> _Extrait choisi_:
______________________________

Un rapport du site Palestine Chronicle affirme que ce qui est présenté comme un « Conseil de la paix » pour Gaza relève moins de la diplomatie que d’un mécanisme destiné à masquer la poursuite des crimes israéliens : bombardements, assassinats, famine organisée et déplacements forcés. Selon le rapport, le cessez-le-feu annoncé n’a été qu’une illusion, offrant à l’occupation une liberté quasi totale pour tuer et affamer les Palestiniens, tout en détournant l’attention internationale sous couvert de négociations et de discours humanitaires.
Depuis l’annonce de cette prétendue trêve, plus de 1 700 Palestiniens ont été tués ou blessés par des tirs israéliens. Les chiffres révèlent une réalité brutale : en moyenne, 17 Palestiniens sont tués ou blessés chaque jour depuis cent jours. Parmi eux, plus de 100 enfants ont perdu la vie, selon l’UNICEF, soit un enfant tué chaque jour. Le rapport dénonce une logique profondément raciste, où la vie des enfants palestiniens est banalisée, tandis que celle des enfants israéliens est élevée au rang de sacré.
Le texte met également en lumière le rôle central du blocus. L’aide humanitaire reste sévèrement restreinte : convois retardés, équipements médicaux refusés, carburant et abris interdits. Israël a même annulé les autorisations de dizaines d’organisations humanitaires, empêchant l’acheminement de soins vitaux. Dans ce contexte, la mort d’enfants de froid ou de maladie n’est pas décrite comme un échec humanitaire, mais comme une politique délibérée. Parallèlement, les destructions de maisons, les attaques de colons en Cisjordanie et l’expansion des colonies se poursuivent en toute impunité.
Enfin, le rapport critique le soutien politique occidental, en particulier celui des États-Unis et l’hypocrisie européenne. L’Union européenne, qui évoquait des sanctions fin 2025 pour violations du droit international, a gelé toute mesure après l’annonce du cessez-le-feu. Quant au « Conseil de la paix » promu par Donald Trump, il est présenté comme une mascarade : un cadre excluant toute représentation palestinienne et ignorant les victimes de Gaza. La conclusion est sans appel : les Palestiniens n’ont pas besoin d’un nouveau simulacre de paix, mais du droit à l’autodétermination et à une vie digne dans un État libre et souverain.

______________________________

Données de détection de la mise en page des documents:
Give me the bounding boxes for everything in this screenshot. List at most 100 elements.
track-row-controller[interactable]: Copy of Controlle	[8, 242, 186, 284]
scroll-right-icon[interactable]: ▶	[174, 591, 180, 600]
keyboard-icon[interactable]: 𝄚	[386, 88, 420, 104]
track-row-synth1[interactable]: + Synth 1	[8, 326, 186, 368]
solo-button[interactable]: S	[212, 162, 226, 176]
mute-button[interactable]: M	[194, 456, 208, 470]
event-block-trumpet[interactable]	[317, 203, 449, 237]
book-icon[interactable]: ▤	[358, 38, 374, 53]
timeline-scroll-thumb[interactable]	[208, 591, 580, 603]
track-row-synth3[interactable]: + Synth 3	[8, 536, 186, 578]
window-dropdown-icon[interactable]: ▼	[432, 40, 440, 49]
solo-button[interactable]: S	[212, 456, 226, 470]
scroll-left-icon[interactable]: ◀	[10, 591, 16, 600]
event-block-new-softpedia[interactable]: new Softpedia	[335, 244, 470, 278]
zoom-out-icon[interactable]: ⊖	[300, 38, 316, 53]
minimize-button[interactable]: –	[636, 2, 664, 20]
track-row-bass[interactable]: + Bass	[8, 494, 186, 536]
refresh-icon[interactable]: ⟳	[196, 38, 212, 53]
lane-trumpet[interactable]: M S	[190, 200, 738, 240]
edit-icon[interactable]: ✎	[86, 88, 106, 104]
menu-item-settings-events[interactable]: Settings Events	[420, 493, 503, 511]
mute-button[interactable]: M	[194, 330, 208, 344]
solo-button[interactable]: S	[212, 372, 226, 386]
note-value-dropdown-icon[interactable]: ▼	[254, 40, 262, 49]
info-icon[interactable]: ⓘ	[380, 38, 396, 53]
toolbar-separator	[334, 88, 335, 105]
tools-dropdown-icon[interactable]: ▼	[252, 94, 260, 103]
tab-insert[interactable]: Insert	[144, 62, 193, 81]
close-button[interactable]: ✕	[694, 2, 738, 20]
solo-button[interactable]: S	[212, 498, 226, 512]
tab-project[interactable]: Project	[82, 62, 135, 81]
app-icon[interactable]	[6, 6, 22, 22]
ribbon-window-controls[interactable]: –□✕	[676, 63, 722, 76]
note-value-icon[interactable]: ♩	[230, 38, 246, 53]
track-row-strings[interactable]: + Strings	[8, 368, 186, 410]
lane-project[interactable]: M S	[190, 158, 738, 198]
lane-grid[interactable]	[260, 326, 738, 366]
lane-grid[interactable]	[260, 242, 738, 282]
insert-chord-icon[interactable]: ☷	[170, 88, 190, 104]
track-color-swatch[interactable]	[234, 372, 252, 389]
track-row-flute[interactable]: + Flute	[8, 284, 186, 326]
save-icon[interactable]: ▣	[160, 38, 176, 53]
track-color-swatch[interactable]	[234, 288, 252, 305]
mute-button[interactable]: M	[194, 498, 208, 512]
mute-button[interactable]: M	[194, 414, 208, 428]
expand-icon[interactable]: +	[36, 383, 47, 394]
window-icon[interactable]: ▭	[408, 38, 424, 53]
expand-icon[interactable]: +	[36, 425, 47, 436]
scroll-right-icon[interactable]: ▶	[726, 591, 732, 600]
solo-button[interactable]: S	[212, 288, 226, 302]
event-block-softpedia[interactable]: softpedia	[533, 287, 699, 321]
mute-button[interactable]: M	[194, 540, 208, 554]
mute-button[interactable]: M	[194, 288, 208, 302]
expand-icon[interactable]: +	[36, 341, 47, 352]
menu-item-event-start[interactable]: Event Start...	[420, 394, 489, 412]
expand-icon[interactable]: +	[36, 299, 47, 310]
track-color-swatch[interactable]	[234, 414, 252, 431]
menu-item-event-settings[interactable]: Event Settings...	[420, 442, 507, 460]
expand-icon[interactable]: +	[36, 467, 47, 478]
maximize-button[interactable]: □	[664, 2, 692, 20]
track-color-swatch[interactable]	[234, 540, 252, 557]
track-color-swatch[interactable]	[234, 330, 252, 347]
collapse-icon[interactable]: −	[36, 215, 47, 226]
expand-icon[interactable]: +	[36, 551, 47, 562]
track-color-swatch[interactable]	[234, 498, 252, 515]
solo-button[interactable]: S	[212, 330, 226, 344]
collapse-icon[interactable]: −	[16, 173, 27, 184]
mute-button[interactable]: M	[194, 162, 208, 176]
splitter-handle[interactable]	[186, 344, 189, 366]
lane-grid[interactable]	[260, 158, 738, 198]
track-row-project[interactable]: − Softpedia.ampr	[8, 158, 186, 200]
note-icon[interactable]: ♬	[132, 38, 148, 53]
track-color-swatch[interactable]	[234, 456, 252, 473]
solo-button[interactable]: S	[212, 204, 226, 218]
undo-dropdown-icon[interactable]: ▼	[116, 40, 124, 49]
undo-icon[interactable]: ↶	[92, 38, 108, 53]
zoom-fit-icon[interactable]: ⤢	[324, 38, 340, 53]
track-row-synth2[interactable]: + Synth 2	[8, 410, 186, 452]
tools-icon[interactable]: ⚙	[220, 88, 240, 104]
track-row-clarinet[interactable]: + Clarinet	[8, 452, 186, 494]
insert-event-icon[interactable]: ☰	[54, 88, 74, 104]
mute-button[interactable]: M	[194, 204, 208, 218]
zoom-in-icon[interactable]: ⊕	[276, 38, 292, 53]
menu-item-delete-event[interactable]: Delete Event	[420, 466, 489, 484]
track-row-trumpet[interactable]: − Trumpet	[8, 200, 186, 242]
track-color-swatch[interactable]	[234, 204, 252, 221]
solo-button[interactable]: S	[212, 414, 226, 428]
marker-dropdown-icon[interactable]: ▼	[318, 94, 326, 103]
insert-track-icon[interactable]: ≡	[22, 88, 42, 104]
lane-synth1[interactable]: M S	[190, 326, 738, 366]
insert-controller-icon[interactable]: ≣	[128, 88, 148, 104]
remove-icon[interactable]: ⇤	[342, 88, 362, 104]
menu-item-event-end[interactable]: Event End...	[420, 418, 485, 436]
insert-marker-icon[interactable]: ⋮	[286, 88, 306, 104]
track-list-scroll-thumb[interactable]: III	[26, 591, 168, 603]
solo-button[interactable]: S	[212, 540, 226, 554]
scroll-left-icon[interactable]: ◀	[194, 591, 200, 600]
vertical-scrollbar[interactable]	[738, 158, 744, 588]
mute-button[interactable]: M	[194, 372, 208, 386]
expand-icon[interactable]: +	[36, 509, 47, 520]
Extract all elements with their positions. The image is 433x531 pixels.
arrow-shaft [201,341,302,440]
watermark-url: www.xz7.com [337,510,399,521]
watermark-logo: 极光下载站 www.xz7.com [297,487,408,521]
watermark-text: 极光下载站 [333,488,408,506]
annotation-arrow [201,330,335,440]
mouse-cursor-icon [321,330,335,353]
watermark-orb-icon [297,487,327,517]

______________________________

> _Consignes_: D'après le texte sur le « Conseil de la paix » pour Gaza, combien de Palestiniens, en moyenne, ont été tués ou blessés chaque jour depuis cent jours ?

> _Réponse rédigée_: En moyenne, 17 Palestiniens ont été tués ou blessés chaque jour depuis cent jours.